» What the exercise asks
Repeat the whole listing exactly as written.
****************************************
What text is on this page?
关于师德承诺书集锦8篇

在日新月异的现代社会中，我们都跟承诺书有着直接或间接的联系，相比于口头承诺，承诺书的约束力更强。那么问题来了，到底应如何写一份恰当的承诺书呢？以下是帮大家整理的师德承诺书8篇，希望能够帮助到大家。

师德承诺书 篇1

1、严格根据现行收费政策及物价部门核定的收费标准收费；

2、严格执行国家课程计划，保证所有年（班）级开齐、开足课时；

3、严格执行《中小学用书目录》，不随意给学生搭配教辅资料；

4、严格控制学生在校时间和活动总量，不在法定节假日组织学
****************************************
» Response to the task
What text is on this page?
关于师德承诺书集锦8篇

在日新月异的现代社会中，我们都跟承诺书有着直接或间接的联系，相比于口头承诺，承诺书的约束力更强。那么问题来了，到底应如何写一份恰当的承诺书呢？以下是帮大家整理的师德承诺书8篇，希望能够帮助到大家。

师德承诺书 篇1

1、严格根据现行收费政策及物价部门核定的收费标准收费；

2、严格执行国家课程计划，保证所有年（班）级开齐、开足课时；

3、严格执行《中小学用书目录》，不随意给学生搭配教辅资料；

4、严格控制学生在校时间和活动总量，不在法定节假日组织学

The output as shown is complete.